### What is being asked
Search the listing below for "oreille". Copy each matching line.

### Stored data
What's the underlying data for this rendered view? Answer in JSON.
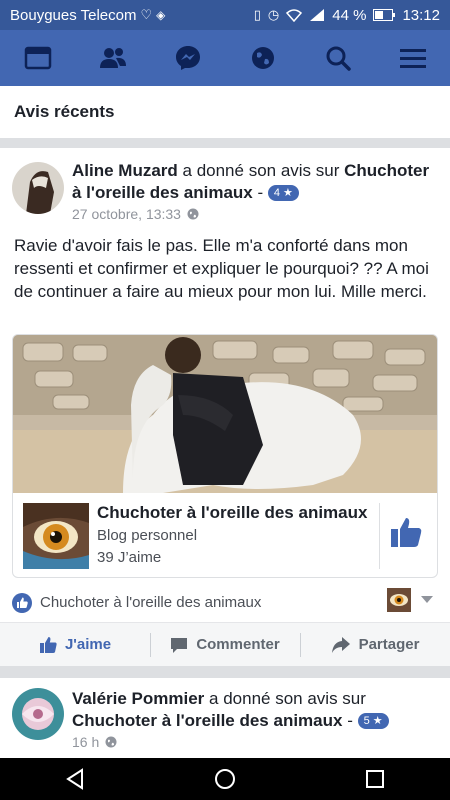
{
  "status": {
    "carrier": "Bouygues Telecom",
    "battery": "44 %",
    "time": "13:12"
  },
  "section": {
    "title": "Avis récents"
  },
  "post1": {
    "author": "Aline Muzard",
    "verb": " a donné son avis sur ",
    "page": "Chuchoter à l'oreille des animaux",
    "rating": "4 ★",
    "time": "27 octobre, 13:33",
    "body": "Ravie d'avoir fais le pas. Elle m'a conforté dans mon ressenti et confirmer et expliquer le pourquoi? ?? A moi de continuer a faire au mieux pour mon lui. Mille merci.",
    "card": {
      "title": "Chuchoter à l'oreille des animaux",
      "subtitle": "Blog personnel",
      "likes": "39 J’aime"
    },
    "attribution": "Chuchoter à l'oreille des animaux"
  },
  "actions": {
    "like": "J'aime",
    "comment": "Commenter",
    "share": "Partager"
  },
  "post2": {
    "author": "Valérie Pommier",
    "verb": " a donné son avis sur ",
    "page": "Chuchoter à l'oreille des animaux",
    "rating": "5 ★",
    "time": "16 h"
  },
  "colors": {
    "brand": "#4267b2",
    "statusbar": "#365899",
    "text": "#1d2129",
    "muted": "#90949c"
  },
  "icons": [
    "heart-icon",
    "shield-icon",
    "vibrate-icon",
    "alarm-icon",
    "wifi-icon",
    "signal-icon",
    "battery-icon",
    "news-feed-icon",
    "friends-icon",
    "messenger-icon",
    "globe-icon",
    "search-icon",
    "menu-icon",
    "thumbs-up-icon",
    "comment-icon",
    "share-icon",
    "back-icon",
    "home-icon",
    "recents-icon"
  ]
}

### Result of this exercise
    "page": "Chuchoter à l'oreille des animaux",
      "title": "Chuchoter à l'oreille des animaux",
    "attribution": "Chuchoter à l'oreille des animaux"
    "page": "Chuchoter à l'oreille des animaux",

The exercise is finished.